Beh sì, ad essere ottimisti… Definirei la mia scelta una ricerca introspettiva, tra emozioni sopite che riaffiorano con forza, dubbi angoscianti e intimi dolori. Musica cantautoriale? Lascio che siano gli altri ad esprimere dei giudizi sul mio conto: nel bene e soprattutto nel male. 

“Quanno torna vierno” è il titolo del primo estratto dal suo album d’esordio: Tiempo (a breve disponibile sulle principali piattaforme digitali, ndr) : nove brani, più due edit version.

Ed un unico filo conduttore, il tempo, che sottende una riflessione profonda sulla vita. Un concept album, si direbbe. Il tempo esteriore, categoria della precarietà e delle umane fragilità, delle contraddizioni feroci di una società cinica ed ipocrita, e quello interiore, metro della consapevolezza sulla fugacità e l’incertezza della nostra condizione che genera sgomento, ma anche ri-elaborazione del dolore, resilienza.  E poi l’amore, che non ha tempo, cantato in tutte le sue accezioni.

Le mie sensazioni, dopo una prima visione: gli arrangiamenti risultano molti curati, una buona scrittura in un napoletano molto forbito, (che qualcuno potrebbe però considerare antiquato) interpretazione molto intensa (che in qualche misura ripaga di tanta imperfezione canora) ed un video davvero ben girato, montato con un taglio estremamente professionale, delicato e a tratti lirico, in grado di donare qualche sprazzo gradevole di originalità. A primo impatto suggerisce una canzone d’amore, ma nel finale si comprende che il messaggio sia altro: quello di uno struggente commiato, di un sofferto e malinconico addio.

La si intenda comunque come una canzone d’amore, di un amore inteso in senso più ampio: è volontà di riconciliazione, catarsi dal dolore, desiderio commosso di riabbracciare chi ci manca in questa vita

Da dove nasce l’ispirazione?

DATI FORNITI -

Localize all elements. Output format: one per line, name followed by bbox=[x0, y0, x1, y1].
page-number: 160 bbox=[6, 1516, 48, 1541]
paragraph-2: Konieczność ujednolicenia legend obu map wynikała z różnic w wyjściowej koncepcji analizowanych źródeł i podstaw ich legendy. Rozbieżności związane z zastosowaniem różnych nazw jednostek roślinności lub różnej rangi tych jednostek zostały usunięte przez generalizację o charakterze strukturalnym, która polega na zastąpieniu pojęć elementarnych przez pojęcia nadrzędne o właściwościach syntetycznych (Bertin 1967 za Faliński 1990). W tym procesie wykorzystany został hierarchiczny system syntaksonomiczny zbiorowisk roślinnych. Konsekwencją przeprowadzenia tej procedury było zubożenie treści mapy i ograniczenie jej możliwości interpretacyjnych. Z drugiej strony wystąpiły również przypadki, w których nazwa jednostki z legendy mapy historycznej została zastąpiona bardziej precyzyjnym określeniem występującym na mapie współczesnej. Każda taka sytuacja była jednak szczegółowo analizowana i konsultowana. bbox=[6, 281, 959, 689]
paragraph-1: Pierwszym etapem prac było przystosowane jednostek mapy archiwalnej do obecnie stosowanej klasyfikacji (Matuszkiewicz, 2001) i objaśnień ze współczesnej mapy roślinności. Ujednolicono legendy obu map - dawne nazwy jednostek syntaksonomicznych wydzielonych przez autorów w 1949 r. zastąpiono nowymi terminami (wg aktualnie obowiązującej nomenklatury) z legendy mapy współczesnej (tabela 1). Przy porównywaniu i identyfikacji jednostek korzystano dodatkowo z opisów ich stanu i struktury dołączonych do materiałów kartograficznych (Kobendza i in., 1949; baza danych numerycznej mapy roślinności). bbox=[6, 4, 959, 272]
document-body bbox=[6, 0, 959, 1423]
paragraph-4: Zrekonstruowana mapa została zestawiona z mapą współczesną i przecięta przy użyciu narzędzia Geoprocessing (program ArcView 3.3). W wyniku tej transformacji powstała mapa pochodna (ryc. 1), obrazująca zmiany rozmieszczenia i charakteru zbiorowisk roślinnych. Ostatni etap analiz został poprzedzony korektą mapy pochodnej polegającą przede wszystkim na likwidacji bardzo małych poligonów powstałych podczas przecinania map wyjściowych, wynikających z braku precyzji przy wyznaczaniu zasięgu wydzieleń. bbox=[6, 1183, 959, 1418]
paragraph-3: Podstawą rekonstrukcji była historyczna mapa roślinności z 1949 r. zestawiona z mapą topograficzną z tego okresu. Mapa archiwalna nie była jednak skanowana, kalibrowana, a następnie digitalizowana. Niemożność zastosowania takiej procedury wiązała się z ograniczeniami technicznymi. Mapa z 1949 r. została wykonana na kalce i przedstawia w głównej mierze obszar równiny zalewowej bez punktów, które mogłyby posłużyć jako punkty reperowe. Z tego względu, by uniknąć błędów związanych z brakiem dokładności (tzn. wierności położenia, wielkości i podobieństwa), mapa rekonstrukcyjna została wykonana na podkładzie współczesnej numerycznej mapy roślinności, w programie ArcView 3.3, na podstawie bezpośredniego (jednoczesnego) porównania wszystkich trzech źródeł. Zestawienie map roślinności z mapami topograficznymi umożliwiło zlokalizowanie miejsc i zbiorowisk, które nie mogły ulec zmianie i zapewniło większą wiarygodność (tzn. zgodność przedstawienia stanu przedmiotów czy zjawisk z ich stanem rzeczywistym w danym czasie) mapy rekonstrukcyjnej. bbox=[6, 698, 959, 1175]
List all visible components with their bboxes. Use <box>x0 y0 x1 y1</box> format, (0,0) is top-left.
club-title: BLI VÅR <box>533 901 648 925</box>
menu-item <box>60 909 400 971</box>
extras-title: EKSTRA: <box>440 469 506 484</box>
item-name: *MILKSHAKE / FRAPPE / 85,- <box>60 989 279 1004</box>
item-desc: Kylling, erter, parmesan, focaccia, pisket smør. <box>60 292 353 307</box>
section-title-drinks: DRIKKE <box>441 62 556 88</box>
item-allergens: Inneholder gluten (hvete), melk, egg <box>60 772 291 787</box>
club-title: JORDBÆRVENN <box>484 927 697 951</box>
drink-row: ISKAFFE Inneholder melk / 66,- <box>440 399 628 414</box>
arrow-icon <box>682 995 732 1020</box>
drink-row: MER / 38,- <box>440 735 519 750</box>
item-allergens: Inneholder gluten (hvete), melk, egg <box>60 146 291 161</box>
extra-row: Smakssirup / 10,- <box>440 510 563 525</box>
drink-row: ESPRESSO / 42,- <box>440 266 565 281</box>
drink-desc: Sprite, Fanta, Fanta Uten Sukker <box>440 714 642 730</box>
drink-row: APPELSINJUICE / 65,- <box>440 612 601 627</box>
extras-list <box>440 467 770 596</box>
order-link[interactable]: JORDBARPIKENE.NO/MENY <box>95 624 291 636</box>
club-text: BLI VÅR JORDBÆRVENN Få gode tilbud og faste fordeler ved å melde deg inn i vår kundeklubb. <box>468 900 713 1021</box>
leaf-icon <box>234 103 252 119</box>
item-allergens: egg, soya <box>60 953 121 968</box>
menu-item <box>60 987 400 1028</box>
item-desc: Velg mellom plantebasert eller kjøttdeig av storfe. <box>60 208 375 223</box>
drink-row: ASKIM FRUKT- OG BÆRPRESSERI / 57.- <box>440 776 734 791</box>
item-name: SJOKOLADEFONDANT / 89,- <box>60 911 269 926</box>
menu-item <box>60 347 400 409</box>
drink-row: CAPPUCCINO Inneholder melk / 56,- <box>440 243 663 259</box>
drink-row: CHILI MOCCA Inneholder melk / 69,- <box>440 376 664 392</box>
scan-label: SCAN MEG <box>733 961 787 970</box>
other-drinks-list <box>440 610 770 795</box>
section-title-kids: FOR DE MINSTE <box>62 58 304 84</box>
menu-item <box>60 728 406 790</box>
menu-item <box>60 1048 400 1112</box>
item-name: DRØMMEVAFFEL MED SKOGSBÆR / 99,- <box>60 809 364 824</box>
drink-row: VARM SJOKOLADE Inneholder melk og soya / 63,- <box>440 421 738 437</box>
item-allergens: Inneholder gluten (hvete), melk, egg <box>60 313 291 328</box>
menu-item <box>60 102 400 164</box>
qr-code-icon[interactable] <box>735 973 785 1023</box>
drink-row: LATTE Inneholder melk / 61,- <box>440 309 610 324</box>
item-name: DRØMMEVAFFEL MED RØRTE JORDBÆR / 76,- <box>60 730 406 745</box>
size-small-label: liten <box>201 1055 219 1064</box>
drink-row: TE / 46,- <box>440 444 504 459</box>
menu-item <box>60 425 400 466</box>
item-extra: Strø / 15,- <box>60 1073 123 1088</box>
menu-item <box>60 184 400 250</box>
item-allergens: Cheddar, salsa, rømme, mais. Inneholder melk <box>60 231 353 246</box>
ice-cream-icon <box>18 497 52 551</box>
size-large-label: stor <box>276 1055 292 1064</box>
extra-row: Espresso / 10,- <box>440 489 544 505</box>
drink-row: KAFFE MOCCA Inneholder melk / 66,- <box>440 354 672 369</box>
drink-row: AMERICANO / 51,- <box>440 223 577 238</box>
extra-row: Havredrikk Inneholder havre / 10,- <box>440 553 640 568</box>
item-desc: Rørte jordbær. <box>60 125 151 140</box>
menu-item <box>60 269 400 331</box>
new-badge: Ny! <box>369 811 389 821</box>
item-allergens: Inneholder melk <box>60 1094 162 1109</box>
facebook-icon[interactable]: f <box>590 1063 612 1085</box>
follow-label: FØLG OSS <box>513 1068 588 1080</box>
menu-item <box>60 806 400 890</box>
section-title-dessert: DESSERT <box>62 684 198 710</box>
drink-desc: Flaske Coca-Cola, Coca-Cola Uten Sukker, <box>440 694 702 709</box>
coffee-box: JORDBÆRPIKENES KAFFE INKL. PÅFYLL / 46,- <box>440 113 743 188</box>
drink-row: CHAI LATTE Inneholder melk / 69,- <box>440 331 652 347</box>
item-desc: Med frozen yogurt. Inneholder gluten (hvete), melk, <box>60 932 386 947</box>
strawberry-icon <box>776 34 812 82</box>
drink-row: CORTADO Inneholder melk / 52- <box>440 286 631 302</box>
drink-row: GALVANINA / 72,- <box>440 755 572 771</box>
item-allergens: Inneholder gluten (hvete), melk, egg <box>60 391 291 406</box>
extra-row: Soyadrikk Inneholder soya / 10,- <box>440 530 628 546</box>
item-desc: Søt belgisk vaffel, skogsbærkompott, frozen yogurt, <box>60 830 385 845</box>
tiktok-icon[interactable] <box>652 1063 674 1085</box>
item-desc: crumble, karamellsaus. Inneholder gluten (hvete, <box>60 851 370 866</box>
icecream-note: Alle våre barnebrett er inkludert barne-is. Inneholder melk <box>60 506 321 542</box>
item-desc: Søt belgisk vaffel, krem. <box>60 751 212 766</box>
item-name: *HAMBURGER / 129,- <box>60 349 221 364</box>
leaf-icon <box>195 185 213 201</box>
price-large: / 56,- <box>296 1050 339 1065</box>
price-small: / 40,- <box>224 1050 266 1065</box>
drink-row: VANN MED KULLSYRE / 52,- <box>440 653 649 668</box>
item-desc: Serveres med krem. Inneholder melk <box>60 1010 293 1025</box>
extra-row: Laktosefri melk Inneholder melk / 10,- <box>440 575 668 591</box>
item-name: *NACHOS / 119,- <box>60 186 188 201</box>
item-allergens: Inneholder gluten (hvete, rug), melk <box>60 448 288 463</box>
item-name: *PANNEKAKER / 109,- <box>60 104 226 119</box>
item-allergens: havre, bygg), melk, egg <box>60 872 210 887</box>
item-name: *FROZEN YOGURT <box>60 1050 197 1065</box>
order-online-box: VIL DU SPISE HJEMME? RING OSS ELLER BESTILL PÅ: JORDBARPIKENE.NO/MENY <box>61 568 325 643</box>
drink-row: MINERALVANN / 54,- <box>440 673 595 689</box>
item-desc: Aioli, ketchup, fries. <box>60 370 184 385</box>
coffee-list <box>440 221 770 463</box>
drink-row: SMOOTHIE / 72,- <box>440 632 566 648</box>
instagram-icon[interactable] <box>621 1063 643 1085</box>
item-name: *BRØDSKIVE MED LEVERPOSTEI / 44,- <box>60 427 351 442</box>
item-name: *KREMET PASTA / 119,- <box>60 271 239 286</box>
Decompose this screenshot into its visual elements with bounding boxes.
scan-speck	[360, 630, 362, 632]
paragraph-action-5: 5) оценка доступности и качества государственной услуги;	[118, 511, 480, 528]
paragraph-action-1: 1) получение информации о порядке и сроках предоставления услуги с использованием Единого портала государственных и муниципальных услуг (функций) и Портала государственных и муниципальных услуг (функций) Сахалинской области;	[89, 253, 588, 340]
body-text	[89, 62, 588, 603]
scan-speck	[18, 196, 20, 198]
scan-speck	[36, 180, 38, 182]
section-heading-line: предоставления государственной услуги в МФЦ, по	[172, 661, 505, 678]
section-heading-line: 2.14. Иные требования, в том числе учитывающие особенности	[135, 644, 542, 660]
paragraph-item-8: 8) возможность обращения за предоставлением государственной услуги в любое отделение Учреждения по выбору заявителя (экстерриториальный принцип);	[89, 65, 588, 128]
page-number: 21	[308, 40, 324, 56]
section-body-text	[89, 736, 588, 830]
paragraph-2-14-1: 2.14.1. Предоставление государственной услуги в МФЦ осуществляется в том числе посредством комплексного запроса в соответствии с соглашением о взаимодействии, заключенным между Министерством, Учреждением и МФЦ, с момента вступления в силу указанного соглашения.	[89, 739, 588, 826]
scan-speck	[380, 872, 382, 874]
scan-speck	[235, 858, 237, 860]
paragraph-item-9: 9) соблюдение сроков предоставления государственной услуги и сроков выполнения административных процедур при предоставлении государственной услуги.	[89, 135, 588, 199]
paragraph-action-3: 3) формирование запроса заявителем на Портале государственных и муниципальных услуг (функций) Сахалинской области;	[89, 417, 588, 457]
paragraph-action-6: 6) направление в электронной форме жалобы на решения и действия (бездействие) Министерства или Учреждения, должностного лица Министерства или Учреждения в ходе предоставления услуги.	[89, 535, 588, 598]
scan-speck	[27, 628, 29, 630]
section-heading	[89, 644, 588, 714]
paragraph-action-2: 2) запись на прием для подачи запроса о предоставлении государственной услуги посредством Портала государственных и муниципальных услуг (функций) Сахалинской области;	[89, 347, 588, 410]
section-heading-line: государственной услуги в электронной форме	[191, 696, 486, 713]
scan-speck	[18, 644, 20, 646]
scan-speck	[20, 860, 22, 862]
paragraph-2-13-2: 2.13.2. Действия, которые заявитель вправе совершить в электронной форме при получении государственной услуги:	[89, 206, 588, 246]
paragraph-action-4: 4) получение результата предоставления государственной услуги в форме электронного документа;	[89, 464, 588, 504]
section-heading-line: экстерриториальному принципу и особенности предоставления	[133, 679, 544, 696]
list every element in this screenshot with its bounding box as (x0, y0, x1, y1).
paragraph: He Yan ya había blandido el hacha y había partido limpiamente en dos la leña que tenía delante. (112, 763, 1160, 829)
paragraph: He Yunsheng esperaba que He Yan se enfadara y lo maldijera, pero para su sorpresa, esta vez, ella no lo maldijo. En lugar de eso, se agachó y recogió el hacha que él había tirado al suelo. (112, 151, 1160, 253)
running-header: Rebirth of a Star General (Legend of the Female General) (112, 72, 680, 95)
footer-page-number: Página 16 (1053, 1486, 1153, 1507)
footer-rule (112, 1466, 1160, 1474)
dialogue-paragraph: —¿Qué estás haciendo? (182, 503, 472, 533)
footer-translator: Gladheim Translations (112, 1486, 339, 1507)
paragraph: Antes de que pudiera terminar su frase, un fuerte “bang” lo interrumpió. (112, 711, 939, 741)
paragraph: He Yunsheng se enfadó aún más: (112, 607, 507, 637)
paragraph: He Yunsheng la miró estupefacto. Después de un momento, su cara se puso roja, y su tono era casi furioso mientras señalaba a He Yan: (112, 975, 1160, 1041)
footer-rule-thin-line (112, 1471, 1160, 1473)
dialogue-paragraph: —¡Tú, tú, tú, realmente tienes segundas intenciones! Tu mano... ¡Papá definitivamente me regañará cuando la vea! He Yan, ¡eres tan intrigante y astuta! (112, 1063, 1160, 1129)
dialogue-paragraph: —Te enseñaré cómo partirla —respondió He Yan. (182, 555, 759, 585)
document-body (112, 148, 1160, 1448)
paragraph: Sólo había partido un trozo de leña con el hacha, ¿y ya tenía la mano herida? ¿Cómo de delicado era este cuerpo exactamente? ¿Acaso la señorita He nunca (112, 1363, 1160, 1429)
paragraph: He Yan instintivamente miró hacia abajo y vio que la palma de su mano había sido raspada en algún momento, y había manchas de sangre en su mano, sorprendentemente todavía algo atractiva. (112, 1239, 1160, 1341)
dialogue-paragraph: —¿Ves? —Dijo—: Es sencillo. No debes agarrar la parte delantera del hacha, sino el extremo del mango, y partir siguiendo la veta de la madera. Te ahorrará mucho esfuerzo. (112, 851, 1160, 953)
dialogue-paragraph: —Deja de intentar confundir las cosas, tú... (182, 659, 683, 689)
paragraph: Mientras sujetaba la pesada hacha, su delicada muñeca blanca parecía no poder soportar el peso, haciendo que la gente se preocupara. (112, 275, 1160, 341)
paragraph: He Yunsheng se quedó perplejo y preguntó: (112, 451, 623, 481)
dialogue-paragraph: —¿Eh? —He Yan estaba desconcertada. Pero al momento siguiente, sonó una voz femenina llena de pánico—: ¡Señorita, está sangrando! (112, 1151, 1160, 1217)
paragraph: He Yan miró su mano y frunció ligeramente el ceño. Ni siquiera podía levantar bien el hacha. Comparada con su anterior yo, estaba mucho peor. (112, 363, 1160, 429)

INDICAZIONI DI LAVORO -
A: Indica se le affermazioni seguenti concordano con il testo sull'album Tiempo: (i) l'album contiene nove brani più due edit version; (ii) il video viene giudicato montato in modo poco professionale; (iii) nel finale la canzone rivela un messaggio di commiato. Per ciascuna rispondi sì o no e riporta tra virgolette le parole decisive del testo.
B: Prosegui il testo sull'album Tiempo dal punto in cui si interrompe.

RISPOSTE PER CONSEGNA -
A:
(i) Sì: «nove brani, più due edit version».
(ii) No: «montato con un taglio estremamente professionale».
(iii) Sì: «nel finale si comprende che il messaggio sia altro: quello di uno struggente commiato».

B:
L’idea prende forma nell’Aprile del 2020 durante la catastrofica primavera del picco pandemico: fui particolarmente colpito dalla condizione dei degenti, costretti, per le rigorose normative sanitarie, all’isolamento ospedaliero (e talora domestico) forzato: una pratica senz’altro scientifica, ma incredibilmente disumana, che ha condannato moltissimi ammalati, anche non-covid, ( e la cosa avviene ancora tutt’oggi), a trascorrere gli ultimi giorni della propria vita senza alcun conforto morale e ristoro amorevole: donne, uomini, spesso anziani, totalmente abbandonati alla propria sofferenza fisica e psicologica. Una condizione straziante non solo per i pazienti, ma anche per i loro congiunti, privati del diritto di vegliare e accudire chi amassero. Questa canzone è dunque non solo l’elaborazione di un lutto, ma anche l’intima necessità di liberarsi da quel senso di colpa che nasce dall’abbandono, seppur non volontario. Giorni angoscianti di un tempo sospeso, tra silenzi iniqui e logorante sconforto, il cui epilogo era spesso la comunicazione telefonica del sopraggiunto decesso. Ho steso i primi versi in italiano: quando ho poi deciso di trasporre in musica, le note sulla chitarra, che erano lì ad attendermi, “hanno preteso” una traduzione e rielaborazione in napoletano, lingua che avverto più efficace nella resa semantica, per musicalità ed intensità emotiva.

Vorrei concludere questa intervista con un ultimo riferimento al brano, per fornire una chiave di lettura all’ascoltatore.

Scelgo alcuni dei versi più emblematici- “Affido al vento primaverile il profumo del fiore, che per te non ho raccolto; e lascio che sia una pioggia gentile a bagnare le tue labbra, con la stessa premura che avrei, se ora io fossi al tuo capezzale. Chiudi i tuoi occhi, amore mio, e scivola via dolcemente; il frastuono insopportabile di un Mondo caotico, che confonde, atterrisce, come il baccano spaventoso dei macchinari di sala, sparirà, come d’incanto. E con esso il dolore, ed ogni tua paura.”